Task details
Transcribe all of the material below word for word and leave out its pictures.

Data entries
# # #

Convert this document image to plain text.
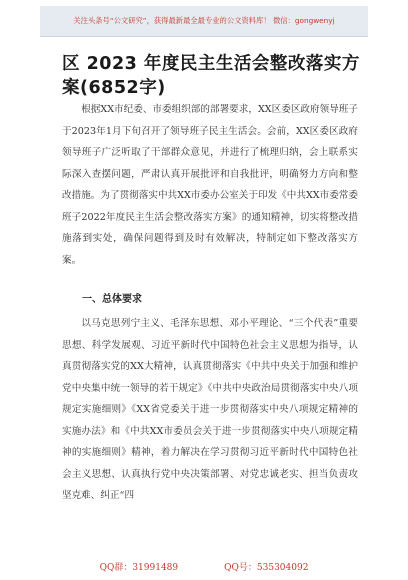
关注头条号“公文研究”，获得最新最全最专业的公文资料库！ 微信：gongwenyj
区 2023 年度民主生活会整改落实方案(6852字)
根据XX市纪委、市委组织部的部署要求，XX区委区政府领导班子于2023年1月下旬召开了领导班子民主生活会。会前，XX区委区政府领导班子广泛听取了干部群众意见，并进行了梳理归纳，会上联系实际深入查摆问题，严肃认真开展批评和自我批评，明确努力方向和整改措施。为了贯彻落实中共XX市委办公室关于印发《中共XX市委常委班子2022年度民主生活会整改落实方案》的通知精神，切实将整改措施落到实处，确保问题得到及时有效解决，特制定如下整改落实方案。
一、总体要求
以马克思列宁主义、毛泽东思想、邓小平理论、“三个代表”重要思想、科学发展观、习近平新时代中国特色社会主义思想为指导，认真贯彻落实党的XX大精神，认真贯彻落实《中共中央关于加强和维护党中央集中统一领导的若干规定》《中共中央政治局贯彻落实中央八项规定实施细则》《XX省党委关于进一步贯彻落实中央八项规定精神的实施办法》和《中共XX市委员会关于进一步贯彻落实中央八项规定精神的实施细则》精神，着力解决在学习贯彻习近平新时代中国特色社会主义思想、认真执行党中央决策部署、对党忠诚老实、担当负责攻坚克难、纠正“四
QQ群：31991489	QQ号：535304092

# # #

Solution for this task
Convert this document image to plain text.
关注头条号“公文研究”，获得最新最全最专业的公文资料库！ 微信：gongwenyj
区 2023 年度民主生活会整改落实方案(6852字)
根据XX市纪委、市委组织部的部署要求，XX区委区政府领导班子于2023年1月下旬召开了领导班子民主生活会。会前，XX区委区政府领导班子广泛听取了干部群众意见，并进行了梳理归纳，会上联系实际深入查摆问题，严肃认真开展批评和自我批评，明确努力方向和整改措施。为了贯彻落实中共XX市委办公室关于印发《中共XX市委常委班子2022年度民主生活会整改落实方案》的通知精神，切实将整改措施落到实处，确保问题得到及时有效解决，特制定如下整改落实方案。
一、总体要求
以马克思列宁主义、毛泽东思想、邓小平理论、“三个代表”重要思想、科学发展观、习近平新时代中国特色社会主义思想为指导，认真贯彻落实党的XX大精神，认真贯彻落实《中共中央关于加强和维护党中央集中统一领导的若干规定》《中共中央政治局贯彻落实中央八项规定实施细则》《XX省党委关于进一步贯彻落实中央八项规定精神的实施办法》和《中共XX市委员会关于进一步贯彻落实中央八项规定精神的实施细则》精神，着力解决在学习贯彻习近平新时代中国特色社会主义思想、认真执行党中央决策部署、对党忠诚老实、担当负责攻坚克难、纠正“四
QQ群：31991489	QQ号：535304092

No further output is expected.